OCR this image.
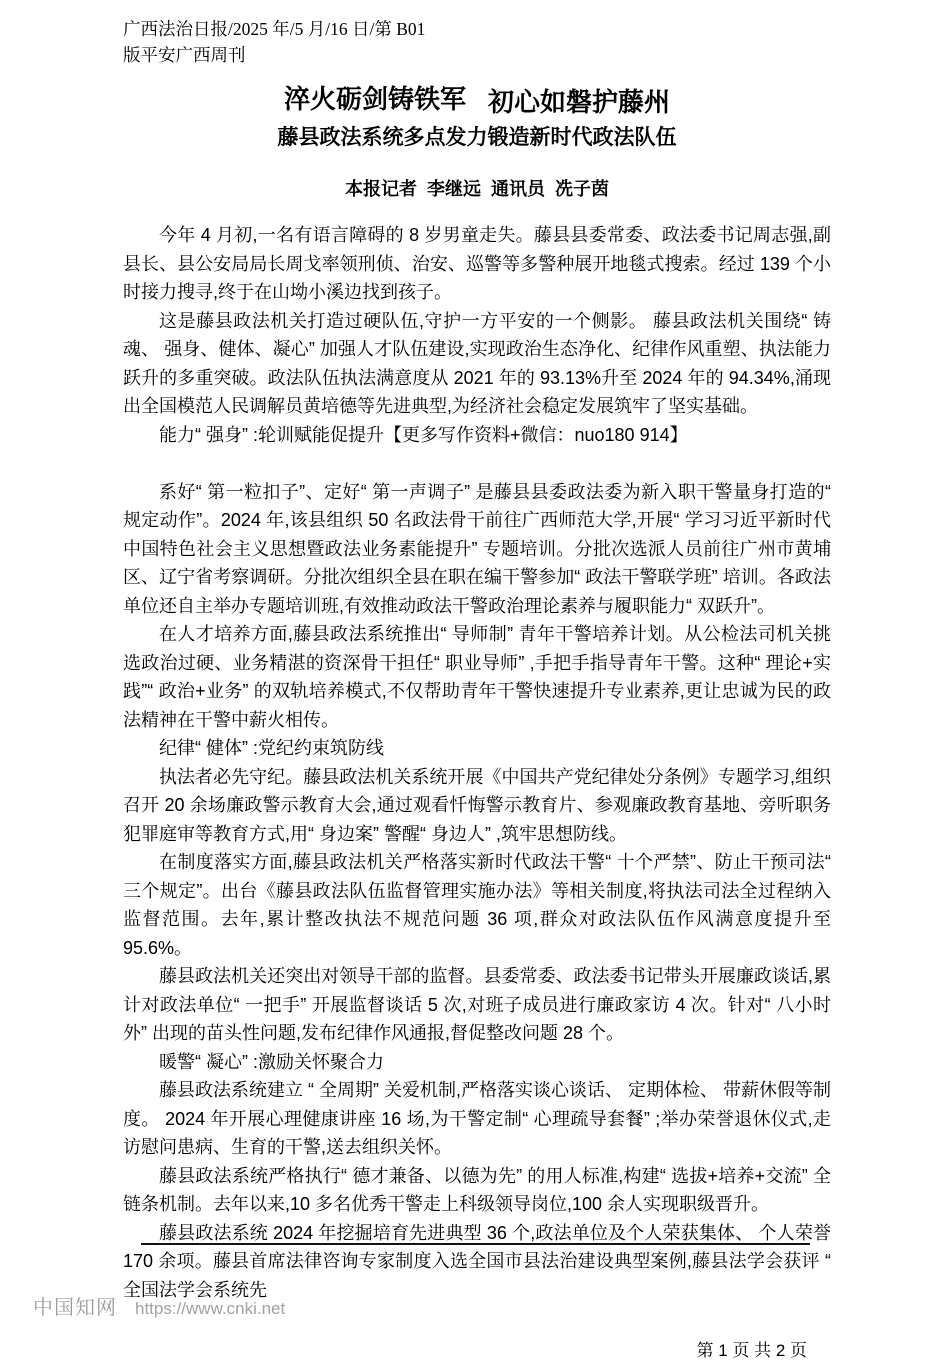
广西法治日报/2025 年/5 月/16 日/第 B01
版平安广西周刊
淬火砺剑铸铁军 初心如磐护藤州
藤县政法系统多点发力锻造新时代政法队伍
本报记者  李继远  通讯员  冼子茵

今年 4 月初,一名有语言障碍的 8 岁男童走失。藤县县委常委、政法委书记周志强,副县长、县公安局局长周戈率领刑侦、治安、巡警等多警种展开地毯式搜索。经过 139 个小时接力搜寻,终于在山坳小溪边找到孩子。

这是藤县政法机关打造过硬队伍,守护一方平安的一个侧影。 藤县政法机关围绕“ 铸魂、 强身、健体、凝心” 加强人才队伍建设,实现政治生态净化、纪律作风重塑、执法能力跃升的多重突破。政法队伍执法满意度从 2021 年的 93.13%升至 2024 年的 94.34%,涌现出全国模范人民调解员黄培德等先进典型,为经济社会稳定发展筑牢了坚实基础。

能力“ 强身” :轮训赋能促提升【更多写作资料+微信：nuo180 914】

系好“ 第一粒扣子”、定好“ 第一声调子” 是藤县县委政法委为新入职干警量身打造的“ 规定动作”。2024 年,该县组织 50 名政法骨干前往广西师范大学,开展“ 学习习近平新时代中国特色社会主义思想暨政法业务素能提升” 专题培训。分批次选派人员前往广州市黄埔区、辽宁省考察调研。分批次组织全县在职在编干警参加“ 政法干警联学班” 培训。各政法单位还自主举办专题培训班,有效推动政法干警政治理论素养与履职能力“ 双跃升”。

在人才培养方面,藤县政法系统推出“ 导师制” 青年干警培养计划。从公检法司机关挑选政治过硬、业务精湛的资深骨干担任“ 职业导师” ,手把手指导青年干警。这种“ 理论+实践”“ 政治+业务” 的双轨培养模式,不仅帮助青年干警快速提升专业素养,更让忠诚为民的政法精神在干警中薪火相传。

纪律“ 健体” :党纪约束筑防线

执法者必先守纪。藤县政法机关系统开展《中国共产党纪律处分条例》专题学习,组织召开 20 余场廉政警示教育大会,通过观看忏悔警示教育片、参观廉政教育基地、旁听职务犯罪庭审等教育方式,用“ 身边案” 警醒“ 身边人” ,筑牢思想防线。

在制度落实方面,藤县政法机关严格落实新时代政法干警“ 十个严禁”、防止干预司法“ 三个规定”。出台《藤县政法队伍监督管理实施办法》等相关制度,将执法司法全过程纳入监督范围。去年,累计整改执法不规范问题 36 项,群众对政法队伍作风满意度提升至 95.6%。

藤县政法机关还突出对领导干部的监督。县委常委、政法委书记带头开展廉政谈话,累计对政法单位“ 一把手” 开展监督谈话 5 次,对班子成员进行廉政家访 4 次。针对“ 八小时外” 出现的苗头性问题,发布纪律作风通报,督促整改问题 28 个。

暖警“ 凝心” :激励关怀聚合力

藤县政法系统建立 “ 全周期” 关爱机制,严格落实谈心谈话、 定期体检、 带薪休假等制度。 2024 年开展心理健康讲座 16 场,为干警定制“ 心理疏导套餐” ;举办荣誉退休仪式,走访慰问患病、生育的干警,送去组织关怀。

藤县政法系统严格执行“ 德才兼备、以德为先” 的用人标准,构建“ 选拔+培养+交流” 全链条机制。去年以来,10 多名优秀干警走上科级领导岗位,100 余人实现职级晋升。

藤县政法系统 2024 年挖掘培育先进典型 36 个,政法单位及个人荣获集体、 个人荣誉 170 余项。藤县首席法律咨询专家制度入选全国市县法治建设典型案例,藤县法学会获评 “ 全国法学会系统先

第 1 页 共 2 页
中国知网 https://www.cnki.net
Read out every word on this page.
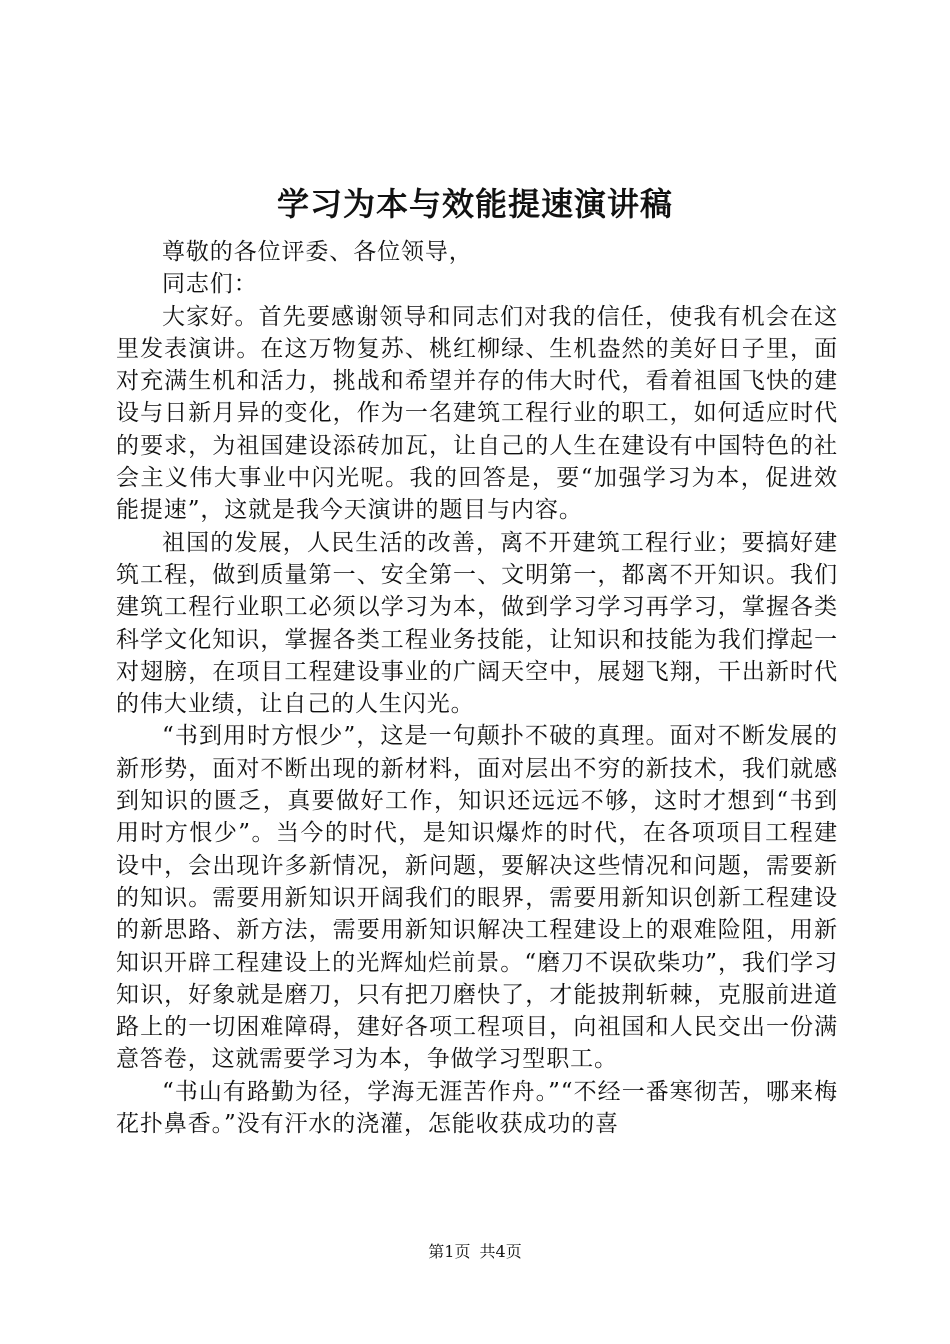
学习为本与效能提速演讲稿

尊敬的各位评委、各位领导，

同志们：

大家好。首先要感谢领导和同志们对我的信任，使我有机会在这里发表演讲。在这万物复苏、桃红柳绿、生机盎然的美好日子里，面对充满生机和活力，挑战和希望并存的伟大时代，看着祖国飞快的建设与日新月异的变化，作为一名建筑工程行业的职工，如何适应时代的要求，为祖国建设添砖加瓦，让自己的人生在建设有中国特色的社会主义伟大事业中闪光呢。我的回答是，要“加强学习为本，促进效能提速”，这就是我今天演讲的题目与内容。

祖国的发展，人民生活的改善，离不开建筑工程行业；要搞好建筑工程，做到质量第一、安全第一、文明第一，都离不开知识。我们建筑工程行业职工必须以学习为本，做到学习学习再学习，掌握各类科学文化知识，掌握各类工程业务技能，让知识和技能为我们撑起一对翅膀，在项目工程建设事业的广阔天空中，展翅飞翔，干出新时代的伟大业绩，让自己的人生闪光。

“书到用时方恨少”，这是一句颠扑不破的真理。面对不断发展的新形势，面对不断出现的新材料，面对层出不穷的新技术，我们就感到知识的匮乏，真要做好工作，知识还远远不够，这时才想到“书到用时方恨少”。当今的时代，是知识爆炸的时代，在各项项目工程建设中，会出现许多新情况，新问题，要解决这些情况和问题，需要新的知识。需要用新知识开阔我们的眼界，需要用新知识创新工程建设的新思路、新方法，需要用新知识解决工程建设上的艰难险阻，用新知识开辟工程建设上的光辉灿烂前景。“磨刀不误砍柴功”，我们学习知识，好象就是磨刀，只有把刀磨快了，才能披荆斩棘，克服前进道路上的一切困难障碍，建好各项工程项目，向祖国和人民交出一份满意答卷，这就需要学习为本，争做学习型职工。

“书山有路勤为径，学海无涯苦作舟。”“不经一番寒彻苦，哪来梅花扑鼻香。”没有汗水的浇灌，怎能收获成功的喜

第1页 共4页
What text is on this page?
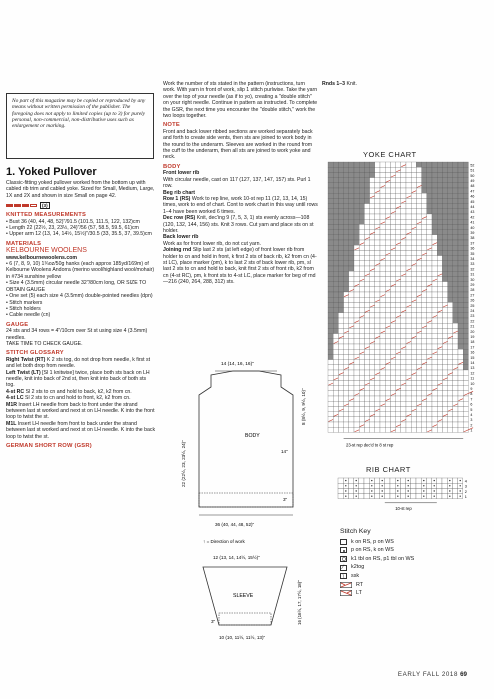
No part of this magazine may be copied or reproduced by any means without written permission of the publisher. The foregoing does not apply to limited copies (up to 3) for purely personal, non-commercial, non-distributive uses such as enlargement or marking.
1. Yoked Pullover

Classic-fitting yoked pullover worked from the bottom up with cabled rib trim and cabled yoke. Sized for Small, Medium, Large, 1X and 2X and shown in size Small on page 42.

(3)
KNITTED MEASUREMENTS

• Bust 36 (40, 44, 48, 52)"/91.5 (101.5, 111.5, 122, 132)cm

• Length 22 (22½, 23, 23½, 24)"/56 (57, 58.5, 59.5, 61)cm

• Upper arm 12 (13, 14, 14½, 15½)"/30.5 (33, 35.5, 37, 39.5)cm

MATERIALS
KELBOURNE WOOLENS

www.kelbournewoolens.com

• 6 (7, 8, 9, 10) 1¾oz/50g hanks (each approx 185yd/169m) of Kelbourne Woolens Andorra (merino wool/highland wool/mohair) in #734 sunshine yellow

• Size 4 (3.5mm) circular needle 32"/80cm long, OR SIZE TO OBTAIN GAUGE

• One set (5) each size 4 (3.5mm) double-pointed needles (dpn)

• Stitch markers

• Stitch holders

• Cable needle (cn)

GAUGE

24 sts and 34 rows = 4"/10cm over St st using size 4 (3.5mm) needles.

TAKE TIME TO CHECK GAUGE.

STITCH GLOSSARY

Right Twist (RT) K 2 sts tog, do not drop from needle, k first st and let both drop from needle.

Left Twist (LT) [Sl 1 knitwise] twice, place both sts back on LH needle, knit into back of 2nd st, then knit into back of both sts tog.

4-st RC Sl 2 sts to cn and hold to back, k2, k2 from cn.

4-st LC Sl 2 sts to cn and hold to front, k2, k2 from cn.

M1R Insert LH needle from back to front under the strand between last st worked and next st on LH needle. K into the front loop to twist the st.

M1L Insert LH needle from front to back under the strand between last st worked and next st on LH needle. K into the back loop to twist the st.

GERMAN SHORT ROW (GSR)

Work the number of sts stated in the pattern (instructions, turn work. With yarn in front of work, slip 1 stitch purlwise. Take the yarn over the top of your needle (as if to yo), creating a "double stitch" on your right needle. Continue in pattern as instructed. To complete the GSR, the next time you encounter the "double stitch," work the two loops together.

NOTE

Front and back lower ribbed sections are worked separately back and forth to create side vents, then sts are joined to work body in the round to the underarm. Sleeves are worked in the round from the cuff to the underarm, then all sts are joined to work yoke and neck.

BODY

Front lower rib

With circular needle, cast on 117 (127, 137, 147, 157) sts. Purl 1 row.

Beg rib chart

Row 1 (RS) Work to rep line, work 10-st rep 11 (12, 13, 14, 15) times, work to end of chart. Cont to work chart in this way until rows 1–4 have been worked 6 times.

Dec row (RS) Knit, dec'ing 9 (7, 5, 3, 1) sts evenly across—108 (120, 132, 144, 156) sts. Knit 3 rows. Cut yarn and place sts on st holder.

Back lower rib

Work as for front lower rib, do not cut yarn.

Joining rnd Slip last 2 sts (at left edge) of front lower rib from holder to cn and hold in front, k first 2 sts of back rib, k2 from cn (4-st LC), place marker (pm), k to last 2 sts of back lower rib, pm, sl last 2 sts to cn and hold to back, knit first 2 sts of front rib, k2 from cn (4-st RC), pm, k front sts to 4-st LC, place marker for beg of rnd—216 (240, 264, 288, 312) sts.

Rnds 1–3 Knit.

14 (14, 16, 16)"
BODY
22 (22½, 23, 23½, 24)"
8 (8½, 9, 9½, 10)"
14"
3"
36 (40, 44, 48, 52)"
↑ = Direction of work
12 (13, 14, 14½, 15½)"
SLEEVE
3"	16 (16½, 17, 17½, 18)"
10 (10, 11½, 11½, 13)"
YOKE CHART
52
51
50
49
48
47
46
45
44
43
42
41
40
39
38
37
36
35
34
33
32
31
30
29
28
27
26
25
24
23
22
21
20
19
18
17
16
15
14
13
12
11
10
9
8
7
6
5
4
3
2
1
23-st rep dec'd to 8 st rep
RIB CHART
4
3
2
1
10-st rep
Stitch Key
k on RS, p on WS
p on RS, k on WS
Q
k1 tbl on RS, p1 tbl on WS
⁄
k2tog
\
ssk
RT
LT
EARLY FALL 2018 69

──────

• **Your objective**
Scan the lines for the string "double". Pick out every line that has it.

• **Answer for this exercise**
• One set (5) each size 4 (3.5mm) double-pointed needles (dpn)
Work the number of sts stated in the pattern (instructions, turn work. With yarn in front of work, slip 1 stitch purlwise. Take the yarn over the top of your needle (as if to yo), creating a "double stitch" on your right needle. Continue in pattern as instructed. To complete the GSR, the next time you encounter the "double stitch," work the two loops together.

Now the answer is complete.